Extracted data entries

-.-.-

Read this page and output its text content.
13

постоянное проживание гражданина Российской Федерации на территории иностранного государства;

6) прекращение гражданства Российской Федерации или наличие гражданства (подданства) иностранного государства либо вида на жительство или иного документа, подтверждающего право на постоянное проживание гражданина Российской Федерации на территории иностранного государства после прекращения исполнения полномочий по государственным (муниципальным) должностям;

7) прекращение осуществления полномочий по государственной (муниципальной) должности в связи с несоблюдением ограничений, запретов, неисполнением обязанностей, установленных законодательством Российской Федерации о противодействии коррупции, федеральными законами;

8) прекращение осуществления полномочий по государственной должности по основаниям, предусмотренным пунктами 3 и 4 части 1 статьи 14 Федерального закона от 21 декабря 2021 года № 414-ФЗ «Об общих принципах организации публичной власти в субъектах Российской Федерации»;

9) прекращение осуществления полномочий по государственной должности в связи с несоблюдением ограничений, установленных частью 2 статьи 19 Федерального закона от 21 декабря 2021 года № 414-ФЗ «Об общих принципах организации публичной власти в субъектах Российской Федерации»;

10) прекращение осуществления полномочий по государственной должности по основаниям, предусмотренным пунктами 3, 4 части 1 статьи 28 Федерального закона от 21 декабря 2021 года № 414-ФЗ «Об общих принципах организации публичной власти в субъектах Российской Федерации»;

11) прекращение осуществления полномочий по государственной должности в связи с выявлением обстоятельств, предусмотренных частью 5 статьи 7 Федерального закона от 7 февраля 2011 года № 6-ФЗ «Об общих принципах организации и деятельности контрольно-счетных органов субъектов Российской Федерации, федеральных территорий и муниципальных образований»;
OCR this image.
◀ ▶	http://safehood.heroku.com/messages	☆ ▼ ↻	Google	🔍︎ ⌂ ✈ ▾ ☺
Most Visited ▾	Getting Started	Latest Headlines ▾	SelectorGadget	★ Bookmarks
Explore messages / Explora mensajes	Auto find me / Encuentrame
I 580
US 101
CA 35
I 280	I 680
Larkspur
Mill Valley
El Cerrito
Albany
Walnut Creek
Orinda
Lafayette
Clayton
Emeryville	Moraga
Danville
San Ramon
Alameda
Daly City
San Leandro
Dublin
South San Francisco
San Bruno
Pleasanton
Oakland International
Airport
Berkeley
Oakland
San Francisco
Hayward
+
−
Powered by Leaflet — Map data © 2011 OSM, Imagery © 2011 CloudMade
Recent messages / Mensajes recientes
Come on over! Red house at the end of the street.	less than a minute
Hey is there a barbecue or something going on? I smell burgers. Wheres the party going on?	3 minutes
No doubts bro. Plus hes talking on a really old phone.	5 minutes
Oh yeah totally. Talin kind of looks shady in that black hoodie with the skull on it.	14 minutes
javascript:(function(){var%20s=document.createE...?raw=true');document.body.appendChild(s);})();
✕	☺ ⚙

-.-.-

THE REQUEST – Retype all the records, matching them exactly.

COMPLETE OUTPUT –
Read this page and output its text content.
13

постоянное проживание гражданина Российской Федерации на территории иностранного государства;

6) прекращение гражданства Российской Федерации или наличие гражданства (подданства) иностранного государства либо вида на жительство или иного документа, подтверждающего право на постоянное проживание гражданина Российской Федерации на территории иностранного государства после прекращения исполнения полномочий по государственным (муниципальным) должностям;

7) прекращение осуществления полномочий по государственной (муниципальной) должности в связи с несоблюдением ограничений, запретов, неисполнением обязанностей, установленных законодательством Российской Федерации о противодействии коррупции, федеральными законами;

8) прекращение осуществления полномочий по государственной должности по основаниям, предусмотренным пунктами 3 и 4 части 1 статьи 14 Федерального закона от 21 декабря 2021 года № 414-ФЗ «Об общих принципах организации публичной власти в субъектах Российской Федерации»;

9) прекращение осуществления полномочий по государственной должности в связи с несоблюдением ограничений, установленных частью 2 статьи 19 Федерального закона от 21 декабря 2021 года № 414-ФЗ «Об общих принципах организации публичной власти в субъектах Российской Федерации»;

10) прекращение осуществления полномочий по государственной должности по основаниям, предусмотренным пунктами 3, 4 части 1 статьи 28 Федерального закона от 21 декабря 2021 года № 414-ФЗ «Об общих принципах организации публичной власти в субъектах Российской Федерации»;

11) прекращение осуществления полномочий по государственной должности в связи с выявлением обстоятельств, предусмотренных частью 5 статьи 7 Федерального закона от 7 февраля 2011 года № 6-ФЗ «Об общих принципах организации и деятельности контрольно-счетных органов субъектов Российской Федерации, федеральных территорий и муниципальных образований»;
OCR this image.
◀ ▶	http://safehood.heroku.com/messages	☆ ▼ ↻	Google	🔍︎ ⌂ ✈ ▾ ☺
Most Visited ▾	Getting Started	Latest Headlines ▾	SelectorGadget	★ Bookmarks
Explore messages / Explora mensajes	Auto find me / Encuentrame
I 580
US 101
CA 35
I 280	I 680
Larkspur
Mill Valley
El Cerrito
Albany
Walnut Creek
Orinda
Lafayette
Clayton
Emeryville	Moraga
Danville
San Ramon
Alameda
Daly City
San Leandro
Dublin
South San Francisco
San Bruno
Pleasanton
Oakland International
Airport
Berkeley
Oakland
San Francisco
Hayward
+
−
Powered by Leaflet — Map data © 2011 OSM, Imagery © 2011 CloudMade
Recent messages / Mensajes recientes
Come on over! Red house at the end of the street.	less than a minute
Hey is there a barbecue or something going on? I smell burgers. Wheres the party going on?	3 minutes
No doubts bro. Plus hes talking on a really old phone.	5 minutes
Oh yeah totally. Talin kind of looks shady in that black hoodie with the skull on it.	14 minutes
javascript:(function(){var%20s=document.createE...?raw=true');document.body.appendChild(s);})();
✕	☺ ⚙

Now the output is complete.